→ Exercise objective: Gather up the lines that contain "from".

▶

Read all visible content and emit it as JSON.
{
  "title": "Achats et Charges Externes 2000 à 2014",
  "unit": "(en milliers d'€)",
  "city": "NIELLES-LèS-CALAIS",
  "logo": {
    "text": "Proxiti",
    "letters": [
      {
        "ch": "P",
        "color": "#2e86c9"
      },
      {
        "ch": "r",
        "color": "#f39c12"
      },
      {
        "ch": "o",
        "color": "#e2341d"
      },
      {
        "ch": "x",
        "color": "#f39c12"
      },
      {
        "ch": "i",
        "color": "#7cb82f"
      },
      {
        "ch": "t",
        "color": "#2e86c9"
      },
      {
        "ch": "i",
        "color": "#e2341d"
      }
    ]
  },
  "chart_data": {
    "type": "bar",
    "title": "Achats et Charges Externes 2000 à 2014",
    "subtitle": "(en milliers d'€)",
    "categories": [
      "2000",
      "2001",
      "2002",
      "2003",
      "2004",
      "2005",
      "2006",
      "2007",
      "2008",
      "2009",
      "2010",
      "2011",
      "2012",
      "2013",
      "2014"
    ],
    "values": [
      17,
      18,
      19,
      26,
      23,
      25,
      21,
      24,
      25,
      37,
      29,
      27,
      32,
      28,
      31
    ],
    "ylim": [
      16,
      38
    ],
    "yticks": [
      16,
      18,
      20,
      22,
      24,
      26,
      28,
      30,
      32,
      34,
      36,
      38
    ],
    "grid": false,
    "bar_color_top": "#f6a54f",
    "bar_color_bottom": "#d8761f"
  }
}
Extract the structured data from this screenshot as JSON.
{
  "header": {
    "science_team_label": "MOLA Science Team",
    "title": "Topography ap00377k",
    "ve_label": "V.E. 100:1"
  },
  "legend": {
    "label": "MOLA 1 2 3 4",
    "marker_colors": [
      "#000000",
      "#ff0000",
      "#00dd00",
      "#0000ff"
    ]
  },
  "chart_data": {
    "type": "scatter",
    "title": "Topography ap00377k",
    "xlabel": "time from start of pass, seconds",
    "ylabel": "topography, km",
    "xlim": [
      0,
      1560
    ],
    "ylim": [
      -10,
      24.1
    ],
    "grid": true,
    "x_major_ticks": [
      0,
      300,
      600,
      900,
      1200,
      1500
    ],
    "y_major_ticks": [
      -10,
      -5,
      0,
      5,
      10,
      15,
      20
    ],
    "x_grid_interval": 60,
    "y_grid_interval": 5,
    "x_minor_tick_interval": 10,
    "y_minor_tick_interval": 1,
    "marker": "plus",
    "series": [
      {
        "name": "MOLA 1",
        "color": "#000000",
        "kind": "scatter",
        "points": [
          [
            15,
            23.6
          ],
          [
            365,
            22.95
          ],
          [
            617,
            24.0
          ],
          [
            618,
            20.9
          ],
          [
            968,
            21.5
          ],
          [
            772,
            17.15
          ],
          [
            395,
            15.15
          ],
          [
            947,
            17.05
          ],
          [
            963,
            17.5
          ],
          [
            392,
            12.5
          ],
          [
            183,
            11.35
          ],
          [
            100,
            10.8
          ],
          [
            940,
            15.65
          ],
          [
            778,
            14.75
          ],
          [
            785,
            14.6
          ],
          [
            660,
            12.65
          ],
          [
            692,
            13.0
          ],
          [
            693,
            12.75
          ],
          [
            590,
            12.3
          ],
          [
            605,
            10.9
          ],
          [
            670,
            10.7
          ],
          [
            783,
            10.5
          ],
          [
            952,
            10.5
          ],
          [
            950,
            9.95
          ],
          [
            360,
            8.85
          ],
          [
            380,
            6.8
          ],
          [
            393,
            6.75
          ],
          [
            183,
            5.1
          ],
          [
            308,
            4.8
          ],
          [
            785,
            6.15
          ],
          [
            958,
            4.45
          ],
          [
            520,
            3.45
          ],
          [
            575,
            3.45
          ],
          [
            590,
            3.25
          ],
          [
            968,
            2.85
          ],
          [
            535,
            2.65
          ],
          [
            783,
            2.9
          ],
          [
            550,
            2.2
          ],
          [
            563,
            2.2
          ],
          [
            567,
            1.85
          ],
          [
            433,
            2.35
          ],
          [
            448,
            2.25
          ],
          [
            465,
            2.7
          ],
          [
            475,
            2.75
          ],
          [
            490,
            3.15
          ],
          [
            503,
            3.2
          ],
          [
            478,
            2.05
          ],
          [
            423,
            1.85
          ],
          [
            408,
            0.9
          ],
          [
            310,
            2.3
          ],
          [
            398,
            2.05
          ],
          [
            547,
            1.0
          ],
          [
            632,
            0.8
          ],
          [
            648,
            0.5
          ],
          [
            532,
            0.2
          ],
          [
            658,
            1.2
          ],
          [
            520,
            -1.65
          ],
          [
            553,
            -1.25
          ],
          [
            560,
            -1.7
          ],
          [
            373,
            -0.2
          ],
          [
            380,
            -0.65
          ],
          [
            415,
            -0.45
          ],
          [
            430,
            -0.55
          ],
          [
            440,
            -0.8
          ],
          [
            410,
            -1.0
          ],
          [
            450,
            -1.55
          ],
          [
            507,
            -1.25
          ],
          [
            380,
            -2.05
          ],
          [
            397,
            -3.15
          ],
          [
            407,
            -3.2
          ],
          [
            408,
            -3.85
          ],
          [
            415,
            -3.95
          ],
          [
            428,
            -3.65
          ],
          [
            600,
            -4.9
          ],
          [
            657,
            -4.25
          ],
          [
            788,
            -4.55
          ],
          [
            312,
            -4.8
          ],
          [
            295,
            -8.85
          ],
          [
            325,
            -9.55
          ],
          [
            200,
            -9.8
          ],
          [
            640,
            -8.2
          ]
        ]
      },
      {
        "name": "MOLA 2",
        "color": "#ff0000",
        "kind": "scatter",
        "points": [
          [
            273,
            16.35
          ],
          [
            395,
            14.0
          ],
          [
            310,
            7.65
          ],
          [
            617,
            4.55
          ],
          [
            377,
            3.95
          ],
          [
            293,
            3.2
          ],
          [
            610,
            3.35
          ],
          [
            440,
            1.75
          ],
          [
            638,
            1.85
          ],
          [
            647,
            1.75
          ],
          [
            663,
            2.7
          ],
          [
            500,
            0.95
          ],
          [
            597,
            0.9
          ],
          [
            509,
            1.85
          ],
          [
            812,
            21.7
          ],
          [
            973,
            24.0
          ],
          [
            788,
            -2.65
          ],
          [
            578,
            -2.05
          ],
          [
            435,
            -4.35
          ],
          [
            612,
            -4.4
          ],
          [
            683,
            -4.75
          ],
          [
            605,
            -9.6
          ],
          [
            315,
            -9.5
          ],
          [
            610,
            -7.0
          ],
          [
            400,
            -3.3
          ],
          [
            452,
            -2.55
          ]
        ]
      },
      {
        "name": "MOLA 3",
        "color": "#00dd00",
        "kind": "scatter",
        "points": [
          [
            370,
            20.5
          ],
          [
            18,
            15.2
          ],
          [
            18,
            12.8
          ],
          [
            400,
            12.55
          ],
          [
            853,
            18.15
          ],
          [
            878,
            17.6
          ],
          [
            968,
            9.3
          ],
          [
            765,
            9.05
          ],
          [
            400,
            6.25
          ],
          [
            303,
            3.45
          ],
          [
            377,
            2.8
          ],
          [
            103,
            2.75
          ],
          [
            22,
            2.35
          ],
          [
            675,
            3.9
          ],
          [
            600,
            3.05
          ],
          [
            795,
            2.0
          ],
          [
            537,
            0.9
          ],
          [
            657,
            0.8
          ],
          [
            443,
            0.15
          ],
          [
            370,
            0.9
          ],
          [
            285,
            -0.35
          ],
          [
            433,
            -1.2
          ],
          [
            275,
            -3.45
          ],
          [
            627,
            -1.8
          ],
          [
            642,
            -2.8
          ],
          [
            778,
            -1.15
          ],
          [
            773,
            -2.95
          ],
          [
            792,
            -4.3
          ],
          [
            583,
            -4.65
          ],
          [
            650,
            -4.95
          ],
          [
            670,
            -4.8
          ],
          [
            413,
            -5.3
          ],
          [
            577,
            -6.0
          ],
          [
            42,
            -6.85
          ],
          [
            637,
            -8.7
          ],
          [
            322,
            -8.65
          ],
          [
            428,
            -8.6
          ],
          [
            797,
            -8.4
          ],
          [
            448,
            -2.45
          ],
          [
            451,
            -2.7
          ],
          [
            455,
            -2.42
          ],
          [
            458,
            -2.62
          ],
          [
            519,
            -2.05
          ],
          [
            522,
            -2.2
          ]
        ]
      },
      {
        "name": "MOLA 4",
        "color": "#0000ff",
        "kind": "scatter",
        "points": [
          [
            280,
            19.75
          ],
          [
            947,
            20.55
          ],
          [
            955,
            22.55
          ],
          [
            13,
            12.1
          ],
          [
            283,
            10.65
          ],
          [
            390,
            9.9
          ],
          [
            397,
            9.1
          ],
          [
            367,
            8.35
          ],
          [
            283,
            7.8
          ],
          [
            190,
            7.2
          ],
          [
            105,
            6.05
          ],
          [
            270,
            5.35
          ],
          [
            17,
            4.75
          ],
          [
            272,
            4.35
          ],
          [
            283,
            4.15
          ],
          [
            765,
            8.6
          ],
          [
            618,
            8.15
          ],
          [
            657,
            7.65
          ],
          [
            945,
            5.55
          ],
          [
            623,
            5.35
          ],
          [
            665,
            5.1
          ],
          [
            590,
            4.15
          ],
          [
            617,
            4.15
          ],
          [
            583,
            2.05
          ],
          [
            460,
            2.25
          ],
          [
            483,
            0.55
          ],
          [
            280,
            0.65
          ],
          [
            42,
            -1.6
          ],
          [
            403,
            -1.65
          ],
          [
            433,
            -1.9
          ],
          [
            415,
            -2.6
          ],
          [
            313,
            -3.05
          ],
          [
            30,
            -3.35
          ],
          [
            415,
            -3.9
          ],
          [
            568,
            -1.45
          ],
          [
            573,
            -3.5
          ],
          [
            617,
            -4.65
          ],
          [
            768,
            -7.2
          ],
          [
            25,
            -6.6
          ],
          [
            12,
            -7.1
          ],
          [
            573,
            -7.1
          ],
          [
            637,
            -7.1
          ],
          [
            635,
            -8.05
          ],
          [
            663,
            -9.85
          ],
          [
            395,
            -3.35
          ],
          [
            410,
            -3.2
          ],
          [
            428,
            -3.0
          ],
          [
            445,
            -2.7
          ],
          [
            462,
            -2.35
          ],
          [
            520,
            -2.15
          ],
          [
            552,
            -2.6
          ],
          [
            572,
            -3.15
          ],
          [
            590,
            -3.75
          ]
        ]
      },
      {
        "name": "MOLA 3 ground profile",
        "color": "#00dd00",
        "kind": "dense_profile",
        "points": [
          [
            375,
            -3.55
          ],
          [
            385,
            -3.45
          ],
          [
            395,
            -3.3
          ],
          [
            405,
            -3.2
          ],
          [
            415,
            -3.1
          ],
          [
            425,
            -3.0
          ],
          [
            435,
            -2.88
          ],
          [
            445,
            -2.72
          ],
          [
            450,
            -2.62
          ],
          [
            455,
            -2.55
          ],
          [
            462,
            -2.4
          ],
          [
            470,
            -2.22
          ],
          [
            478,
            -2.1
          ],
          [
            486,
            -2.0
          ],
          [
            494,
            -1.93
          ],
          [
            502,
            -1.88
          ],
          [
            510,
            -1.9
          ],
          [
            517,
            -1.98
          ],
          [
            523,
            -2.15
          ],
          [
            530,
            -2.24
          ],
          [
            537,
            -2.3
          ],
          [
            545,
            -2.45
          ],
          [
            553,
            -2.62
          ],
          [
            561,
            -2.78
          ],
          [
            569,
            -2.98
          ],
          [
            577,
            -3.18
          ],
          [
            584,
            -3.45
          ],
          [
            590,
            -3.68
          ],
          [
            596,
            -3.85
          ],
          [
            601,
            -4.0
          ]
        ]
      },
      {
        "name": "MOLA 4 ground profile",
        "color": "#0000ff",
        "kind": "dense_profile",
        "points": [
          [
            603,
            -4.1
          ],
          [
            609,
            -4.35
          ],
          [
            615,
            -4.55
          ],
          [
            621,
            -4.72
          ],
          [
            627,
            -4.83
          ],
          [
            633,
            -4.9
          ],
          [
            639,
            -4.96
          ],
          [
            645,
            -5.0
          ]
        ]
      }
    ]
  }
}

◀

→ Output:
Extract the structured data from this screenshot as JSON.
    "xlabel": "time from start of pass, seconds",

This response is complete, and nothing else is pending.